-- THE DATA start --
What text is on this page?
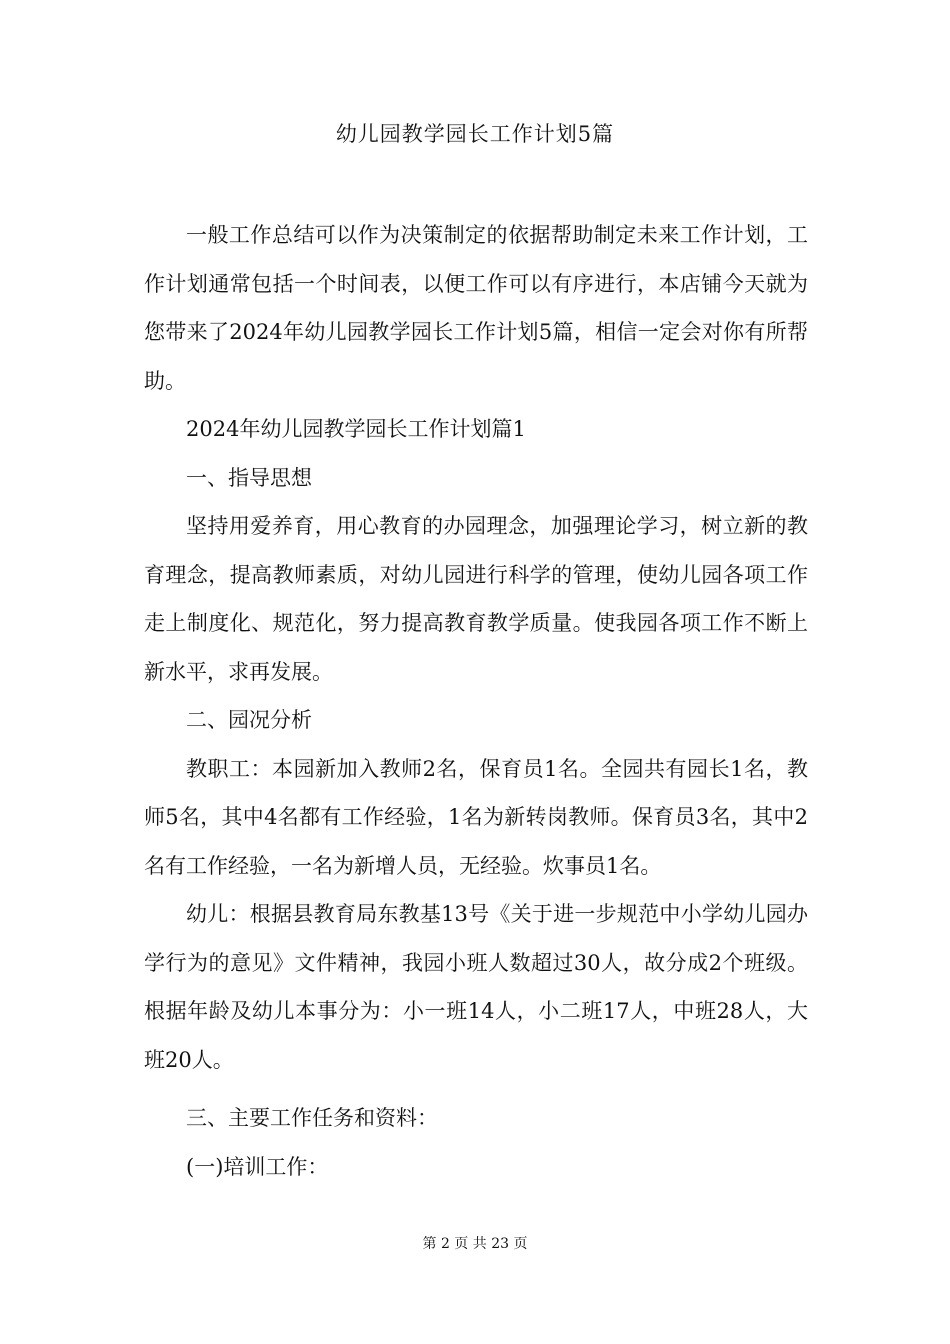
幼儿园教学园长工作计划5篇

一般工作总结可以作为决策制定的依据帮助制定未来工作计划，工作计划通常包括一个时间表，以便工作可以有序进行，本店铺今天就为您带来了2024年幼儿园教学园长工作计划5篇，相信一定会对你有所帮助。

2024年幼儿园教学园长工作计划篇1

一、指导思想

坚持用爱养育，用心教育的办园理念，加强理论学习，树立新的教育理念，提高教师素质，对幼儿园进行科学的管理，使幼儿园各项工作走上制度化、规范化，努力提高教育教学质量。使我园各项工作不断上新水平，求再发展。

二、园况分析

教职工：本园新加入教师2名，保育员1名。全园共有园长1名，教师5名，其中4名都有工作经验，1名为新转岗教师。保育员3名，其中2名有工作经验，一名为新增人员，无经验。炊事员1名。

幼儿：根据县教育局东教基13号《关于进一步规范中小学幼儿园办学行为的意见》文件精神，我园小班人数超过30人，故分成2个班级。根据年龄及幼儿本事分为：小一班14人，小二班17人，中班28人，大班20人。

三、主要工作任务和资料：

(一)培训工作：

第 2 页 共 23 页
-- THE DATA end --
▶ SHORT TASK: Repeat the material above in full and exactly, omitting the pictures.

▶ COMPLETE RESPONSE:
What text is on this page?
幼儿园教学园长工作计划5篇

一般工作总结可以作为决策制定的依据帮助制定未来工作计划，工作计划通常包括一个时间表，以便工作可以有序进行，本店铺今天就为您带来了2024年幼儿园教学园长工作计划5篇，相信一定会对你有所帮助。

2024年幼儿园教学园长工作计划篇1

一、指导思想

坚持用爱养育，用心教育的办园理念，加强理论学习，树立新的教育理念，提高教师素质，对幼儿园进行科学的管理，使幼儿园各项工作走上制度化、规范化，努力提高教育教学质量。使我园各项工作不断上新水平，求再发展。

二、园况分析

教职工：本园新加入教师2名，保育员1名。全园共有园长1名，教师5名，其中4名都有工作经验，1名为新转岗教师。保育员3名，其中2名有工作经验，一名为新增人员，无经验。炊事员1名。

幼儿：根据县教育局东教基13号《关于进一步规范中小学幼儿园办学行为的意见》文件精神，我园小班人数超过30人，故分成2个班级。根据年龄及幼儿本事分为：小一班14人，小二班17人，中班28人，大班20人。

三、主要工作任务和资料：

(一)培训工作：

第 2 页 共 23 页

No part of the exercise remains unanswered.